What the task asks.
Every line of the material below is to be printed again exactly.

※

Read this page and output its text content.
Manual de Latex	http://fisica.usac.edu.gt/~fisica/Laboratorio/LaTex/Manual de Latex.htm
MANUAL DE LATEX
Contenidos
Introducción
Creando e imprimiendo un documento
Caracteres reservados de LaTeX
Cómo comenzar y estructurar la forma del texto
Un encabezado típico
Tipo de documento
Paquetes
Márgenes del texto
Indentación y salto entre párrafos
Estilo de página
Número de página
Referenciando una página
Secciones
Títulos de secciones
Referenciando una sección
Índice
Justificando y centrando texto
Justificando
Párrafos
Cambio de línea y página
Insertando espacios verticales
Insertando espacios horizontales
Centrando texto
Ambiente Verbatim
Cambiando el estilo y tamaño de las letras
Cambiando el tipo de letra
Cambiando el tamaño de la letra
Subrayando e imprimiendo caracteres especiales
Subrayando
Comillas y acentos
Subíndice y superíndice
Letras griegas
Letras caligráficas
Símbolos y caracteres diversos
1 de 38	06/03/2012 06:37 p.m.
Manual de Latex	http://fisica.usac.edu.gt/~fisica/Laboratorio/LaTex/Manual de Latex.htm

※

Reply.
Read this page and output its text content.
Manual de Latex	http://fisica.usac.edu.gt/~fisica/Laboratorio/LaTex/Manual de Latex.htm
MANUAL DE LATEX
Contenidos
Introducción
Creando e imprimiendo un documento
Caracteres reservados de LaTeX
Cómo comenzar y estructurar la forma del texto
Un encabezado típico
Tipo de documento
Paquetes
Márgenes del texto
Indentación y salto entre párrafos
Estilo de página
Número de página
Referenciando una página
Secciones
Títulos de secciones
Referenciando una sección
Índice
Justificando y centrando texto
Justificando
Párrafos
Cambio de línea y página
Insertando espacios verticales
Insertando espacios horizontales
Centrando texto
Ambiente Verbatim
Cambiando el estilo y tamaño de las letras
Cambiando el tipo de letra
Cambiando el tamaño de la letra
Subrayando e imprimiendo caracteres especiales
Subrayando
Comillas y acentos
Subíndice y superíndice
Letras griegas
Letras caligráficas
Símbolos y caracteres diversos
1 de 38	06/03/2012 06:37 p.m.
Manual de Latex	http://fisica.usac.edu.gt/~fisica/Laboratorio/LaTex/Manual de Latex.htm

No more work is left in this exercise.